"""

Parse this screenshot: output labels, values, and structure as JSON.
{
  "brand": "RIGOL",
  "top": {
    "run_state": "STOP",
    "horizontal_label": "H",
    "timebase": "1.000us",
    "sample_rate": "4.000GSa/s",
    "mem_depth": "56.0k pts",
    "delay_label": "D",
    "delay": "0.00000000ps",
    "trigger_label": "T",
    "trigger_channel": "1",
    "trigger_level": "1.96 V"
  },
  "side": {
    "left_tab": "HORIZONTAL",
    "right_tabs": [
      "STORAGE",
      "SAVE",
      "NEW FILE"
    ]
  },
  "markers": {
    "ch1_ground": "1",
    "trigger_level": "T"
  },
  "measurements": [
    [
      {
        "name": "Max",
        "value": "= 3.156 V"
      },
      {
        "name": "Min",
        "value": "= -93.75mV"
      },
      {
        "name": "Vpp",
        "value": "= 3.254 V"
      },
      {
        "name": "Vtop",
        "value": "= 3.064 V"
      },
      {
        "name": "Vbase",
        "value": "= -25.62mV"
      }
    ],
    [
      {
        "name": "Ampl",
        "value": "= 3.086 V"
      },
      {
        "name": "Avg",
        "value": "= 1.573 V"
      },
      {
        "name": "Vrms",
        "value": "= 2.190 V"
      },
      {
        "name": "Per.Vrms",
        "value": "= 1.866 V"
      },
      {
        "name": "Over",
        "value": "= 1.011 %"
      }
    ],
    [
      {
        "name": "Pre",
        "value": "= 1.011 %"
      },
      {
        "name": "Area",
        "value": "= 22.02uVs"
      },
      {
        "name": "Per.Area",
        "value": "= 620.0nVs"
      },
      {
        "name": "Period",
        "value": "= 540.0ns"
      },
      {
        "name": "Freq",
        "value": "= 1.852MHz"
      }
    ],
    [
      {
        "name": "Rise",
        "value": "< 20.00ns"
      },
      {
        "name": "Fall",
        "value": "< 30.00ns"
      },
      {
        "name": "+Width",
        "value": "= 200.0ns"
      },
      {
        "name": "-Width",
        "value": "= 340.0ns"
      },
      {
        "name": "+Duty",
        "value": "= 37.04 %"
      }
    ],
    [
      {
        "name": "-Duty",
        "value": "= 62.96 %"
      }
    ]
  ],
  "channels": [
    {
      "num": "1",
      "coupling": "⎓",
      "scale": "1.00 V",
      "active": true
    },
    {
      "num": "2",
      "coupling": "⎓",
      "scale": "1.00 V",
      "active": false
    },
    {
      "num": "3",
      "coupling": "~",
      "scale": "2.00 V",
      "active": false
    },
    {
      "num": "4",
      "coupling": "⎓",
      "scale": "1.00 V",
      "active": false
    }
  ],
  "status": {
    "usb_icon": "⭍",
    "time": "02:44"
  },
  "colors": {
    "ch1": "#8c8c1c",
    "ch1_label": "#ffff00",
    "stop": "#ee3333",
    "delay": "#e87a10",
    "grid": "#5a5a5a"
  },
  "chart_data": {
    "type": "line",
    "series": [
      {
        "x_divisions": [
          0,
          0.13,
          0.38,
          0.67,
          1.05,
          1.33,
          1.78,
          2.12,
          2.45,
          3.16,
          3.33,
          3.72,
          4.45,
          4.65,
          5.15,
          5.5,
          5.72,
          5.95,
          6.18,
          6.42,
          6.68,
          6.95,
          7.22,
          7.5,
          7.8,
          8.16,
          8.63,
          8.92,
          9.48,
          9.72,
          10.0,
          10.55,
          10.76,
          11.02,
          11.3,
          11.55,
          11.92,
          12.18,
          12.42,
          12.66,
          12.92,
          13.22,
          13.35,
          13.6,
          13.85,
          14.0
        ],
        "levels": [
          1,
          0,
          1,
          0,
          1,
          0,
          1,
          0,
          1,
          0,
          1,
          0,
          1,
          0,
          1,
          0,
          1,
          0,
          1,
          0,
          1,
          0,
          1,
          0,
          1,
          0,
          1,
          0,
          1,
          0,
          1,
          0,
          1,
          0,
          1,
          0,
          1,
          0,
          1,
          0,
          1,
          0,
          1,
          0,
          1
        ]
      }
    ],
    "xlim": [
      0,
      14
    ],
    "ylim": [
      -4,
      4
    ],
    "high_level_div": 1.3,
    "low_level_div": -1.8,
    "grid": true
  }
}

"""

**OBJECTIVE:** Return the listing above in its exact form.

**TASK SOLUTION:**
Parse this screenshot: output labels, values, and structure as JSON.
{
  "brand": "RIGOL",
  "top": {
    "run_state": "STOP",
    "horizontal_label": "H",
    "timebase": "1.000us",
    "sample_rate": "4.000GSa/s",
    "mem_depth": "56.0k pts",
    "delay_label": "D",
    "delay": "0.00000000ps",
    "trigger_label": "T",
    "trigger_channel": "1",
    "trigger_level": "1.96 V"
  },
  "side": {
    "left_tab": "HORIZONTAL",
    "right_tabs": [
      "STORAGE",
      "SAVE",
      "NEW FILE"
    ]
  },
  "markers": {
    "ch1_ground": "1",
    "trigger_level": "T"
  },
  "measurements": [
    [
      {
        "name": "Max",
        "value": "= 3.156 V"
      },
      {
        "name": "Min",
        "value": "= -93.75mV"
      },
      {
        "name": "Vpp",
        "value": "= 3.254 V"
      },
      {
        "name": "Vtop",
        "value": "= 3.064 V"
      },
      {
        "name": "Vbase",
        "value": "= -25.62mV"
      }
    ],
    [
      {
        "name": "Ampl",
        "value": "= 3.086 V"
      },
      {
        "name": "Avg",
        "value": "= 1.573 V"
      },
      {
        "name": "Vrms",
        "value": "= 2.190 V"
      },
      {
        "name": "Per.Vrms",
        "value": "= 1.866 V"
      },
      {
        "name": "Over",
        "value": "= 1.011 %"
      }
    ],
    [
      {
        "name": "Pre",
        "value": "= 1.011 %"
      },
      {
        "name": "Area",
        "value": "= 22.02uVs"
      },
      {
        "name": "Per.Area",
        "value": "= 620.0nVs"
      },
      {
        "name": "Period",
        "value": "= 540.0ns"
      },
      {
        "name": "Freq",
        "value": "= 1.852MHz"
      }
    ],
    [
      {
        "name": "Rise",
        "value": "< 20.00ns"
      },
      {
        "name": "Fall",
        "value": "< 30.00ns"
      },
      {
        "name": "+Width",
        "value": "= 200.0ns"
      },
      {
        "name": "-Width",
        "value": "= 340.0ns"
      },
      {
        "name": "+Duty",
        "value": "= 37.04 %"
      }
    ],
    [
      {
        "name": "-Duty",
        "value": "= 62.96 %"
      }
    ]
  ],
  "channels": [
    {
      "num": "1",
      "coupling": "⎓",
      "scale": "1.00 V",
      "active": true
    },
    {
      "num": "2",
      "coupling": "⎓",
      "scale": "1.00 V",
      "active": false
    },
    {
      "num": "3",
      "coupling": "~",
      "scale": "2.00 V",
      "active": false
    },
    {
      "num": "4",
      "coupling": "⎓",
      "scale": "1.00 V",
      "active": false
    }
  ],
  "status": {
    "usb_icon": "⭍",
    "time": "02:44"
  },
  "colors": {
    "ch1": "#8c8c1c",
    "ch1_label": "#ffff00",
    "stop": "#ee3333",
    "delay": "#e87a10",
    "grid": "#5a5a5a"
  },
  "chart_data": {
    "type": "line",
    "series": [
      {
        "x_divisions": [
          0,
          0.13,
          0.38,
          0.67,
          1.05,
          1.33,
          1.78,
          2.12,
          2.45,
          3.16,
          3.33,
          3.72,
          4.45,
          4.65,
          5.15,
          5.5,
          5.72,
          5.95,
          6.18,
          6.42,
          6.68,
          6.95,
          7.22,
          7.5,
          7.8,
          8.16,
          8.63,
          8.92,
          9.48,
          9.72,
          10.0,
          10.55,
          10.76,
          11.02,
          11.3,
          11.55,
          11.92,
          12.18,
          12.42,
          12.66,
          12.92,
          13.22,
          13.35,
          13.6,
          13.85,
          14.0
        ],
        "levels": [
          1,
          0,
          1,
          0,
          1,
          0,
          1,
          0,
          1,
          0,
          1,
          0,
          1,
          0,
          1,
          0,
          1,
          0,
          1,
          0,
          1,
          0,
          1,
          0,
          1,
          0,
          1,
          0,
          1,
          0,
          1,
          0,
          1,
          0,
          1,
          0,
          1,
          0,
          1,
          0,
          1,
          0,
          1,
          0,
          1
        ]
      }
    ],
    "xlim": [
      0,
      14
    ],
    "ylim": [
      -4,
      4
    ],
    "high_level_div": 1.3,
    "low_level_div": -1.8,
    "grid": true
  }
}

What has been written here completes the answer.